Requirements = Pull every line containing the word "this" from the records.

Excerpts from a figure dataset:
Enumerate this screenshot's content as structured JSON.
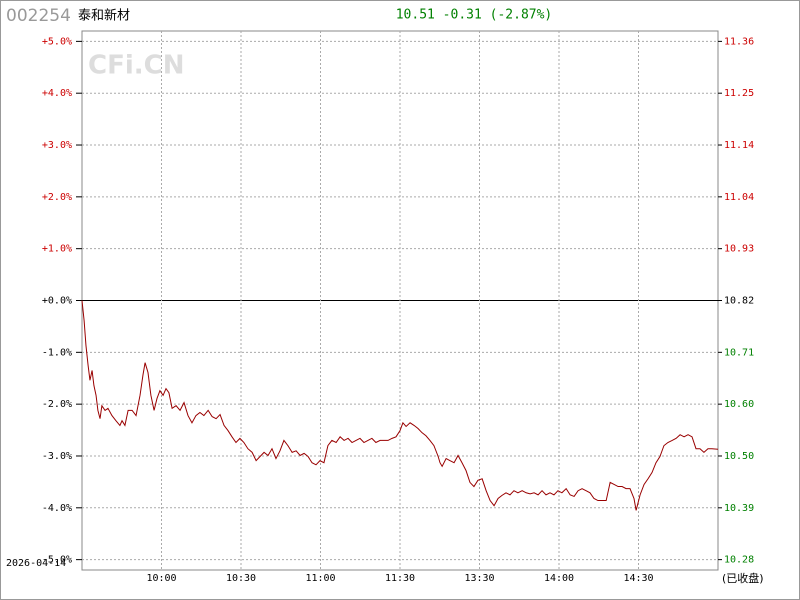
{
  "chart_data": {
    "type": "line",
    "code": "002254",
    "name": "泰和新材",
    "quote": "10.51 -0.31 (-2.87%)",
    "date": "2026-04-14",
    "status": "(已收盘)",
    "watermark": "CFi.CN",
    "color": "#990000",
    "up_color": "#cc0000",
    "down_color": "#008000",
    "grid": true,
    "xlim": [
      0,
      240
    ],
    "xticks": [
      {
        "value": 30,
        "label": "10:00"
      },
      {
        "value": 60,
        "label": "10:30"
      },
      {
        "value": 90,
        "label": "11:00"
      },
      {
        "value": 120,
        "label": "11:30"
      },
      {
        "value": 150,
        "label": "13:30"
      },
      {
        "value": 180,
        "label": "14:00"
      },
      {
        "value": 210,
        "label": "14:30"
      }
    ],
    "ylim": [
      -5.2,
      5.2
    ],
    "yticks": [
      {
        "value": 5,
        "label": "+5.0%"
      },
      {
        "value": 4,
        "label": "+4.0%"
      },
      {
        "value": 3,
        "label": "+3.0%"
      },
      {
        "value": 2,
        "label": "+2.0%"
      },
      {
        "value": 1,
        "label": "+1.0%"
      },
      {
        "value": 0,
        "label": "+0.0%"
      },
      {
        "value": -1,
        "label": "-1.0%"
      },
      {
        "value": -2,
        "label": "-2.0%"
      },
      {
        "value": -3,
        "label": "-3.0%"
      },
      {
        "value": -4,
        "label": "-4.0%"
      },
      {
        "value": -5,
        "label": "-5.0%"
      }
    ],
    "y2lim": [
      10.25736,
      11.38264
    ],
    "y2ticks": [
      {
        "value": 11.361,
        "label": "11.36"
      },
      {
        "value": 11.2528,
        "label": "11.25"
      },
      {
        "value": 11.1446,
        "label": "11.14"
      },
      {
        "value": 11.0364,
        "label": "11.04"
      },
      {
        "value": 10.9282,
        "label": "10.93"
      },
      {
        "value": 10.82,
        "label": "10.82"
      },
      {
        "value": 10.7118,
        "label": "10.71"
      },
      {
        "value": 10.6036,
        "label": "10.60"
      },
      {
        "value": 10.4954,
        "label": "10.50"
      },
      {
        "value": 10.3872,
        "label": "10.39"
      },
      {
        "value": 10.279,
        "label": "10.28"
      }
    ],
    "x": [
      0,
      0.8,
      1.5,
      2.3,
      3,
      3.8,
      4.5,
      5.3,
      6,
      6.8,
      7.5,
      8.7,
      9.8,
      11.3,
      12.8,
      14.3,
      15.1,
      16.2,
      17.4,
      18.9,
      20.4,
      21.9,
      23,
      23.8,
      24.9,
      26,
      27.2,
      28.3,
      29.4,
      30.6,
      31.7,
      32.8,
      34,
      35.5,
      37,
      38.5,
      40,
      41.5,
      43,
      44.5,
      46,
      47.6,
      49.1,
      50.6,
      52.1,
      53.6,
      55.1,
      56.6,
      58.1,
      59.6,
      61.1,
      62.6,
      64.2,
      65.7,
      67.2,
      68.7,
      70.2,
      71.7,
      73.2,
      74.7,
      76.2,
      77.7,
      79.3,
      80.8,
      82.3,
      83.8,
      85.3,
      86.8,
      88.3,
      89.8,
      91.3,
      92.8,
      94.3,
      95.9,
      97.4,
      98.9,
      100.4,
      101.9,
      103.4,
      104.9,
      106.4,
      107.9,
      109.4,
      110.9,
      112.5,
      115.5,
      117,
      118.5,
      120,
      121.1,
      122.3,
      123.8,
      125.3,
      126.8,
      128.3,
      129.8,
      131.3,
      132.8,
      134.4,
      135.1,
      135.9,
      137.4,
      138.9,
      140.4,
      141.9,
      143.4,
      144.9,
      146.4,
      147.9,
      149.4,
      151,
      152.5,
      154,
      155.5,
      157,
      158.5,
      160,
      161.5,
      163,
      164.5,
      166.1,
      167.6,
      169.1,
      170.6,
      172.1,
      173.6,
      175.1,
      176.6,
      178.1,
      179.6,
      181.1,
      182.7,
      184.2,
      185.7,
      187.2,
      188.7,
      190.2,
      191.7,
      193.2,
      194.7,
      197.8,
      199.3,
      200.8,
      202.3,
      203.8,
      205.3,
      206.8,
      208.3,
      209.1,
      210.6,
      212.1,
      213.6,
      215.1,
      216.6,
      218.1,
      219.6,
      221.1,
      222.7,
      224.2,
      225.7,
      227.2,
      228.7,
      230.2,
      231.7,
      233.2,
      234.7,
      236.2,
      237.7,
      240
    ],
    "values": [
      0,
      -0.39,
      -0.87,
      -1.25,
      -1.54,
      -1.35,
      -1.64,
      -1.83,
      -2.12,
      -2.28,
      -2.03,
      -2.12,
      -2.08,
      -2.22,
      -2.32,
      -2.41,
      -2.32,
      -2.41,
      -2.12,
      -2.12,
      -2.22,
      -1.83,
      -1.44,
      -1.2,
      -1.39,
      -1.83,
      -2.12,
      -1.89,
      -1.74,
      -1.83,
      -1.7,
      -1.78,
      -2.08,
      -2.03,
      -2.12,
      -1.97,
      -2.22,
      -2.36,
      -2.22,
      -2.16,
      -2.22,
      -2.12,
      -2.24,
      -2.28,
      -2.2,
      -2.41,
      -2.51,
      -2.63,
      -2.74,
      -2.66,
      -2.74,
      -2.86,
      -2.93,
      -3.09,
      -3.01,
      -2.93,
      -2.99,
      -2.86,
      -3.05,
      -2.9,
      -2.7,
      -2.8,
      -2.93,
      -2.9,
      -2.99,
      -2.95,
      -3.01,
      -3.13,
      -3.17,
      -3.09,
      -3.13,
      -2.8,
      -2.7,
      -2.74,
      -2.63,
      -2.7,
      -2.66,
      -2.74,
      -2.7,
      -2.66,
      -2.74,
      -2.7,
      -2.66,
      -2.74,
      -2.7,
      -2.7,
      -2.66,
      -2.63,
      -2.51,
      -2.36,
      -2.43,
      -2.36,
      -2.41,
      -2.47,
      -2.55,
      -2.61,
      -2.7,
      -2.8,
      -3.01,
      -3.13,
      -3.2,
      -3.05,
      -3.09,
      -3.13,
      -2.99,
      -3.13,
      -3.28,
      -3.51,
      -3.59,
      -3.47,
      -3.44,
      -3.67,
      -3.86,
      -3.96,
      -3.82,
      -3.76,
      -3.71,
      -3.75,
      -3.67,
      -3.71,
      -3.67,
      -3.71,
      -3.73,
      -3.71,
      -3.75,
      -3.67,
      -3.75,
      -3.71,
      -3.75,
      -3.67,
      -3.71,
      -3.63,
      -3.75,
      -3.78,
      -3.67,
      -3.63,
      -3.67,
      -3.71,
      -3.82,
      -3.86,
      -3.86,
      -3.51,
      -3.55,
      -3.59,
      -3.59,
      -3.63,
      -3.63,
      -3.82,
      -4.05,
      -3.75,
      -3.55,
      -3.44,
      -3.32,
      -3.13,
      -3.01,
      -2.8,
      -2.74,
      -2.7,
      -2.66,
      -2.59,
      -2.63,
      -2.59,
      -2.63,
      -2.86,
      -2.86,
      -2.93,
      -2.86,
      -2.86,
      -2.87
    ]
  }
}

...

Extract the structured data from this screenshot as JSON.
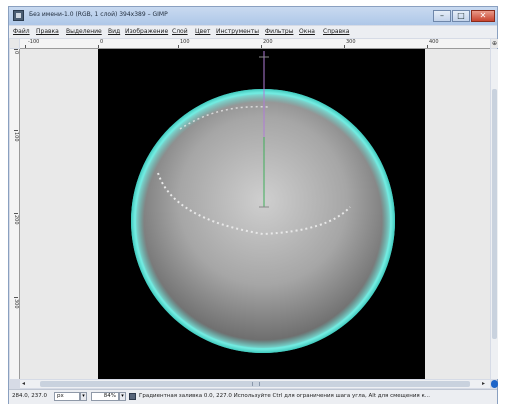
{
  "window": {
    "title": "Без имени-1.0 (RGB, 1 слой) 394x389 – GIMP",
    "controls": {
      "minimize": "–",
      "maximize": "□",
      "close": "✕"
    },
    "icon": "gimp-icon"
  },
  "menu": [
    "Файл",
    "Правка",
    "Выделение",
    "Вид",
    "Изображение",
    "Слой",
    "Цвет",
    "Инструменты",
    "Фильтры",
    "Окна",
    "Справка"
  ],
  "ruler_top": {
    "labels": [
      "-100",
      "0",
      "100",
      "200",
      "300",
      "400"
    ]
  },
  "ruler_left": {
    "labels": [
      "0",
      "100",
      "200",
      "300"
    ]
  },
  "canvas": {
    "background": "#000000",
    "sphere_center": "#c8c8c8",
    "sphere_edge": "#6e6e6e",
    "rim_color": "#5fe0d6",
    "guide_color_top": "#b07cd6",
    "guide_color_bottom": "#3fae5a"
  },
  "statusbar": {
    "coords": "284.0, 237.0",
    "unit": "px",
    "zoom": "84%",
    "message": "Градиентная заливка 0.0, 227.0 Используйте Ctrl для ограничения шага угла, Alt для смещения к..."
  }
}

Solution =
Enumerate this screenshot's content as structured JSON.
Extract the structured data from this screenshot as JSON.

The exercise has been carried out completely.